* BEGIN *

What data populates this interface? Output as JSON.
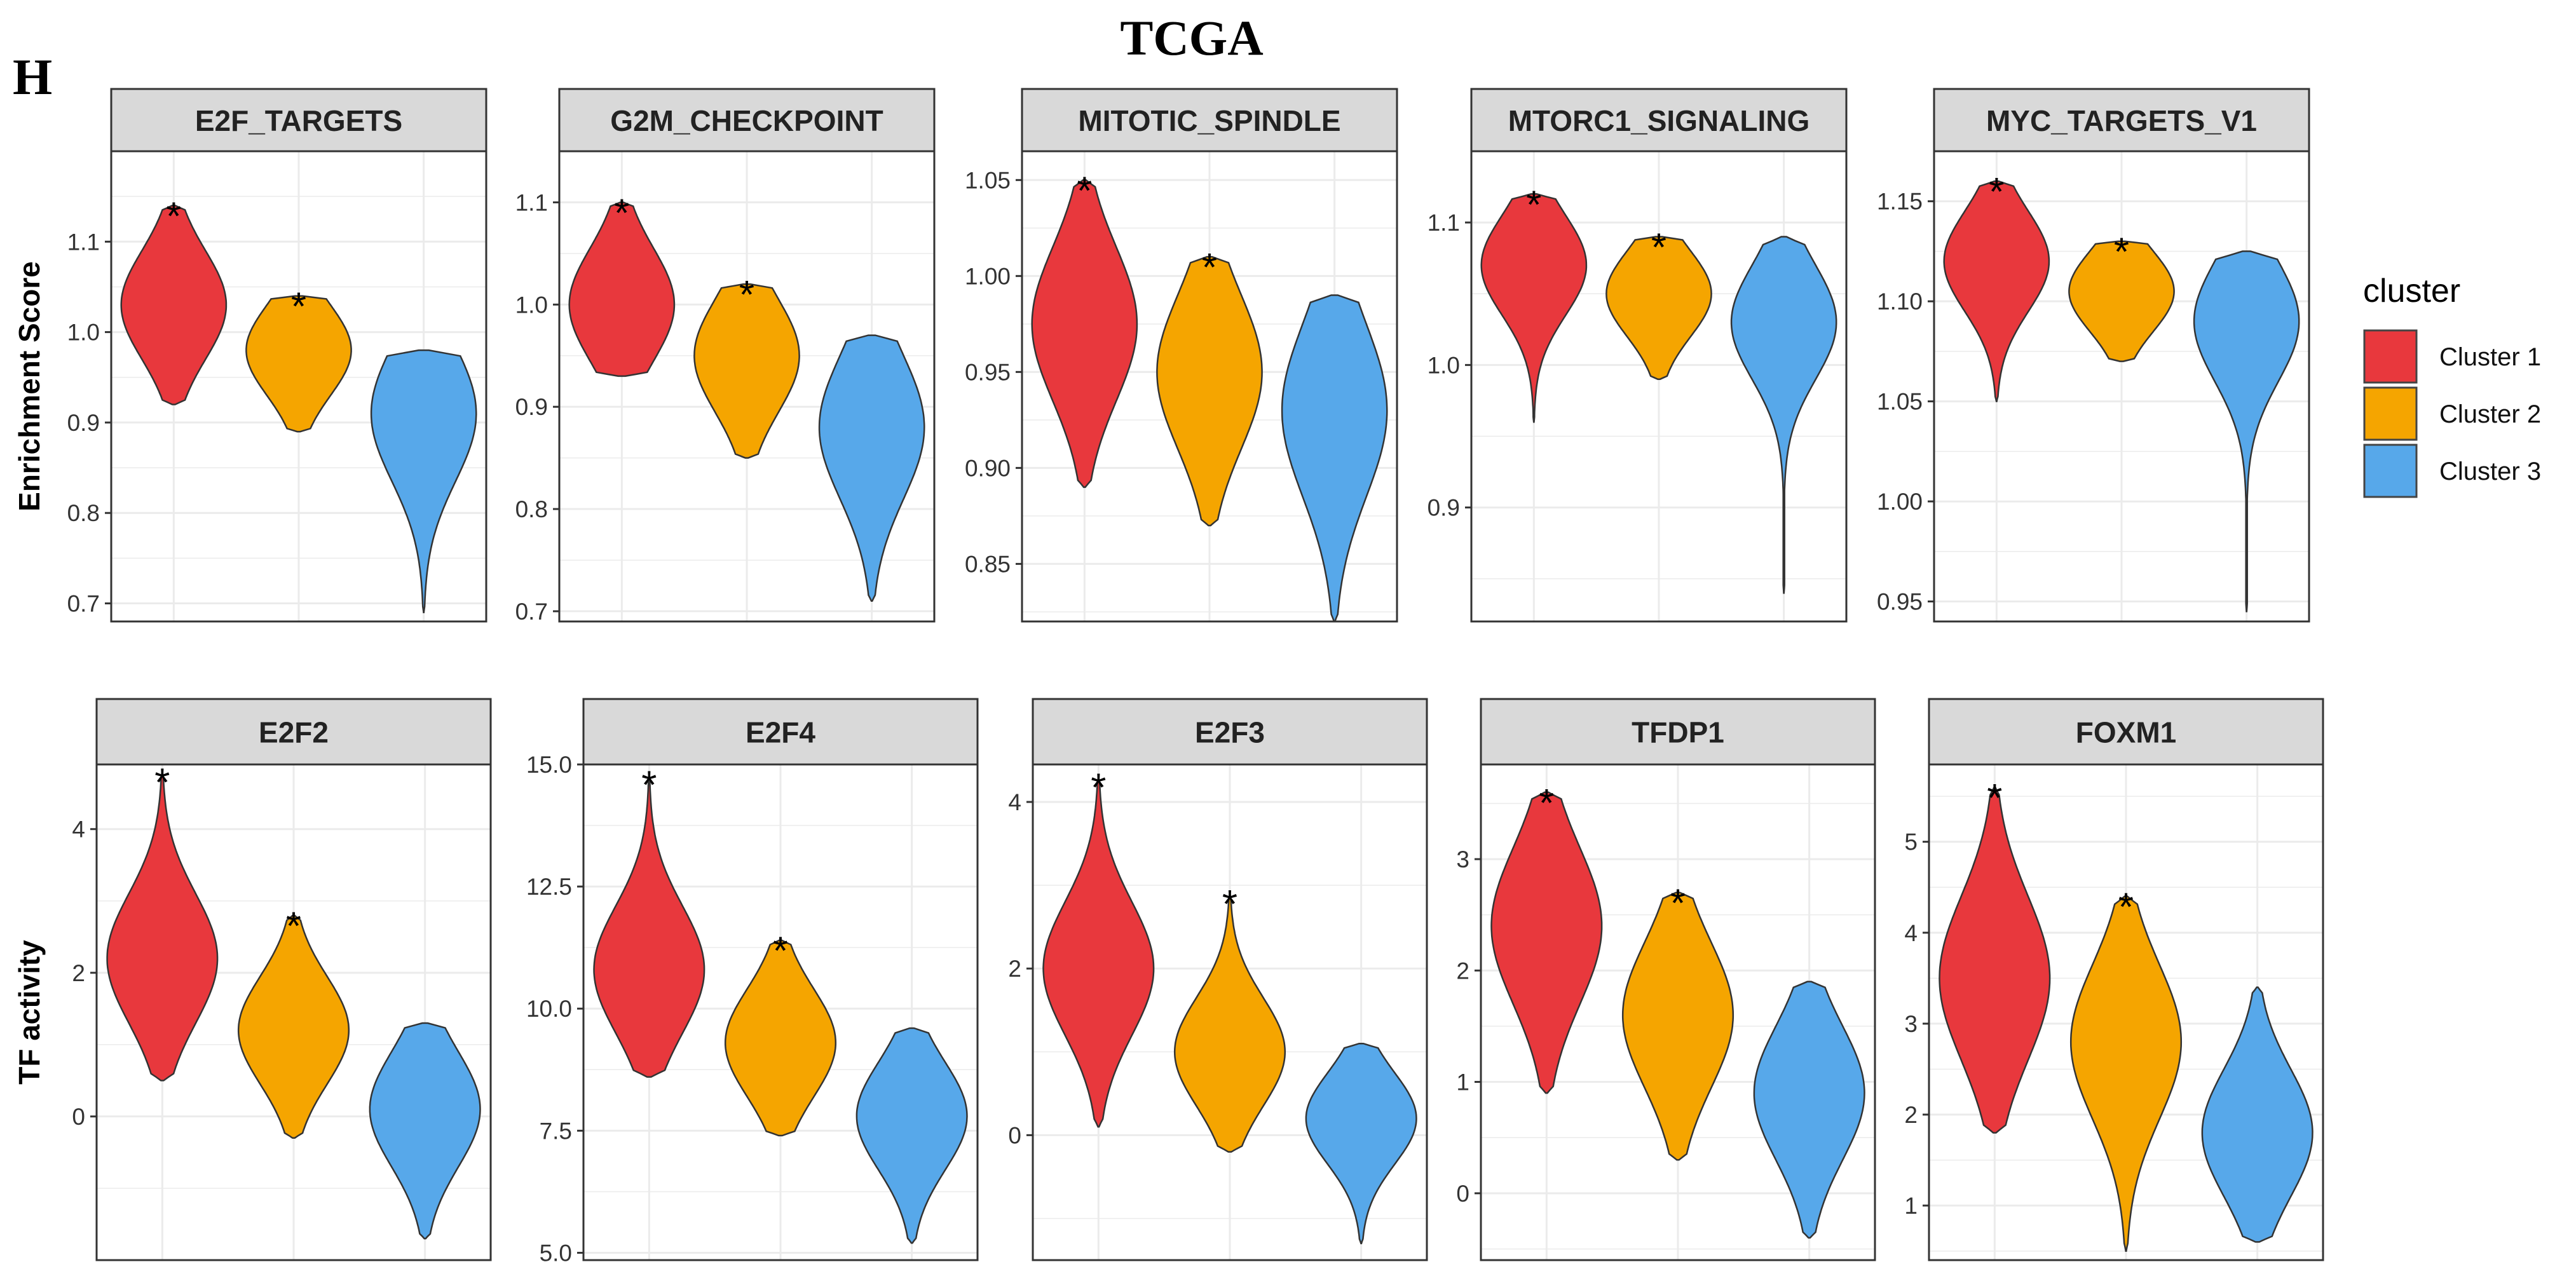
{
  "figure": {
    "panel_letter": "H",
    "title": "TCGA"
  },
  "legend": {
    "title": "cluster",
    "entries": [
      {
        "label": "Cluster 1",
        "color": "#E8383D"
      },
      {
        "label": "Cluster 2",
        "color": "#F5A500"
      },
      {
        "label": "Cluster 3",
        "color": "#57A8EA"
      }
    ]
  },
  "chart_data": [
    {
      "type": "violin",
      "row": 1,
      "title": "E2F_TARGETS",
      "ylabel": "Enrichment Score",
      "ylim": [
        0.68,
        1.2
      ],
      "yticks": [
        0.7,
        0.8,
        0.9,
        1.0,
        1.1
      ],
      "tick_labels": [
        "0.7",
        "0.8",
        "0.9",
        "1.0",
        "1.1"
      ],
      "significance": [
        "*",
        "*",
        ""
      ],
      "series": [
        {
          "name": "Cluster 1",
          "min": 0.92,
          "max": 1.14,
          "mode": 1.03,
          "spread": 0.06
        },
        {
          "name": "Cluster 2",
          "min": 0.89,
          "max": 1.04,
          "mode": 0.98,
          "spread": 0.05
        },
        {
          "name": "Cluster 3",
          "min": 0.69,
          "max": 0.98,
          "mode": 0.91,
          "spread": 0.075
        }
      ]
    },
    {
      "type": "violin",
      "row": 1,
      "title": "G2M_CHECKPOINT",
      "ylabel": "",
      "ylim": [
        0.69,
        1.15
      ],
      "yticks": [
        0.7,
        0.8,
        0.9,
        1.0,
        1.1
      ],
      "tick_labels": [
        "0.7",
        "0.8",
        "0.9",
        "1.0",
        "1.1"
      ],
      "significance": [
        "*",
        "*",
        ""
      ],
      "series": [
        {
          "name": "Cluster 1",
          "min": 0.93,
          "max": 1.1,
          "mode": 1.0,
          "spread": 0.055
        },
        {
          "name": "Cluster 2",
          "min": 0.85,
          "max": 1.02,
          "mode": 0.95,
          "spread": 0.055
        },
        {
          "name": "Cluster 3",
          "min": 0.71,
          "max": 0.97,
          "mode": 0.88,
          "spread": 0.07
        }
      ]
    },
    {
      "type": "violin",
      "row": 1,
      "title": "MITOTIC_SPINDLE",
      "ylabel": "",
      "ylim": [
        0.82,
        1.065
      ],
      "yticks": [
        0.85,
        0.9,
        0.95,
        1.0,
        1.05
      ],
      "tick_labels": [
        "0.85",
        "0.90",
        "0.95",
        "1.00",
        "1.05"
      ],
      "significance": [
        "*",
        "*",
        ""
      ],
      "series": [
        {
          "name": "Cluster 1",
          "min": 0.89,
          "max": 1.05,
          "mode": 0.975,
          "spread": 0.04
        },
        {
          "name": "Cluster 2",
          "min": 0.87,
          "max": 1.01,
          "mode": 0.95,
          "spread": 0.04
        },
        {
          "name": "Cluster 3",
          "min": 0.82,
          "max": 0.99,
          "mode": 0.93,
          "spread": 0.045
        }
      ]
    },
    {
      "type": "violin",
      "row": 1,
      "title": "MTORC1_SIGNALING",
      "ylabel": "",
      "ylim": [
        0.82,
        1.15
      ],
      "yticks": [
        0.9,
        1.0,
        1.1
      ],
      "tick_labels": [
        "0.9",
        "1.0",
        "1.1"
      ],
      "significance": [
        "*",
        "*",
        ""
      ],
      "series": [
        {
          "name": "Cluster 1",
          "min": 0.96,
          "max": 1.12,
          "mode": 1.07,
          "spread": 0.035
        },
        {
          "name": "Cluster 2",
          "min": 0.99,
          "max": 1.09,
          "mode": 1.05,
          "spread": 0.03
        },
        {
          "name": "Cluster 3",
          "min": 0.84,
          "max": 1.09,
          "mode": 1.03,
          "spread": 0.04
        }
      ]
    },
    {
      "type": "violin",
      "row": 1,
      "title": "MYC_TARGETS_V1",
      "ylabel": "",
      "ylim": [
        0.94,
        1.175
      ],
      "yticks": [
        0.95,
        1.0,
        1.05,
        1.1,
        1.15
      ],
      "tick_labels": [
        "0.95",
        "1.00",
        "1.05",
        "1.10",
        "1.15"
      ],
      "significance": [
        "*",
        "*",
        ""
      ],
      "series": [
        {
          "name": "Cluster 1",
          "min": 1.05,
          "max": 1.16,
          "mode": 1.12,
          "spread": 0.025
        },
        {
          "name": "Cluster 2",
          "min": 1.07,
          "max": 1.13,
          "mode": 1.105,
          "spread": 0.02
        },
        {
          "name": "Cluster 3",
          "min": 0.945,
          "max": 1.125,
          "mode": 1.09,
          "spread": 0.03
        }
      ]
    },
    {
      "type": "violin",
      "row": 2,
      "title": "E2F2",
      "ylabel": "TF activity",
      "ylim": [
        -2.0,
        4.9
      ],
      "yticks": [
        0,
        2,
        4
      ],
      "tick_labels": [
        "0",
        "2",
        "4"
      ],
      "significance": [
        "*",
        "*",
        ""
      ],
      "series": [
        {
          "name": "Cluster 1",
          "min": 0.5,
          "max": 4.8,
          "mode": 2.2,
          "spread": 0.9
        },
        {
          "name": "Cluster 2",
          "min": -0.3,
          "max": 2.8,
          "mode": 1.2,
          "spread": 0.75
        },
        {
          "name": "Cluster 3",
          "min": -1.7,
          "max": 1.3,
          "mode": 0.1,
          "spread": 0.8
        }
      ]
    },
    {
      "type": "violin",
      "row": 2,
      "title": "E2F4",
      "ylabel": "",
      "ylim": [
        4.85,
        15.0
      ],
      "yticks": [
        5.0,
        7.5,
        10.0,
        12.5,
        15.0
      ],
      "tick_labels": [
        "5.0",
        "7.5",
        "10.0",
        "12.5",
        "15.0"
      ],
      "significance": [
        "*",
        "*",
        ""
      ],
      "series": [
        {
          "name": "Cluster 1",
          "min": 8.6,
          "max": 14.8,
          "mode": 10.8,
          "spread": 1.3
        },
        {
          "name": "Cluster 2",
          "min": 7.4,
          "max": 11.4,
          "mode": 9.3,
          "spread": 1.1
        },
        {
          "name": "Cluster 3",
          "min": 5.2,
          "max": 9.6,
          "mode": 7.8,
          "spread": 1.1
        }
      ]
    },
    {
      "type": "violin",
      "row": 2,
      "title": "E2F3",
      "ylabel": "",
      "ylim": [
        -1.5,
        4.45
      ],
      "yticks": [
        0,
        2,
        4
      ],
      "tick_labels": [
        "0",
        "2",
        "4"
      ],
      "significance": [
        "*",
        "*",
        ""
      ],
      "series": [
        {
          "name": "Cluster 1",
          "min": 0.1,
          "max": 4.3,
          "mode": 2.0,
          "spread": 0.8
        },
        {
          "name": "Cluster 2",
          "min": -0.2,
          "max": 2.9,
          "mode": 1.0,
          "spread": 0.65
        },
        {
          "name": "Cluster 3",
          "min": -1.3,
          "max": 1.1,
          "mode": 0.2,
          "spread": 0.55
        }
      ]
    },
    {
      "type": "violin",
      "row": 2,
      "title": "TFDP1",
      "ylabel": "",
      "ylim": [
        -0.6,
        3.85
      ],
      "yticks": [
        0,
        1,
        2,
        3
      ],
      "tick_labels": [
        "0",
        "1",
        "2",
        "3"
      ],
      "significance": [
        "*",
        "*",
        ""
      ],
      "series": [
        {
          "name": "Cluster 1",
          "min": 0.9,
          "max": 3.6,
          "mode": 2.4,
          "spread": 0.7
        },
        {
          "name": "Cluster 2",
          "min": 0.3,
          "max": 2.7,
          "mode": 1.6,
          "spread": 0.65
        },
        {
          "name": "Cluster 3",
          "min": -0.4,
          "max": 1.9,
          "mode": 0.9,
          "spread": 0.6
        }
      ]
    },
    {
      "type": "violin",
      "row": 2,
      "title": "FOXM1",
      "ylabel": "",
      "ylim": [
        0.4,
        5.85
      ],
      "yticks": [
        1,
        2,
        3,
        4,
        5
      ],
      "tick_labels": [
        "1",
        "2",
        "3",
        "4",
        "5"
      ],
      "significance": [
        "*",
        "*",
        ""
      ],
      "series": [
        {
          "name": "Cluster 1",
          "min": 1.8,
          "max": 5.6,
          "mode": 3.5,
          "spread": 0.9
        },
        {
          "name": "Cluster 2",
          "min": 0.5,
          "max": 4.4,
          "mode": 2.8,
          "spread": 0.85
        },
        {
          "name": "Cluster 3",
          "min": 0.6,
          "max": 3.4,
          "mode": 1.8,
          "spread": 0.7
        }
      ]
    }
  ]
}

* END *

WORK TO BE COMPLETED — Only lines with the word "color" are wanted, so copy each one from the records.

FULL OUTPUT —
        "color": "#E8383D"
        "color": "#F5A500"
        "color": "#57A8EA"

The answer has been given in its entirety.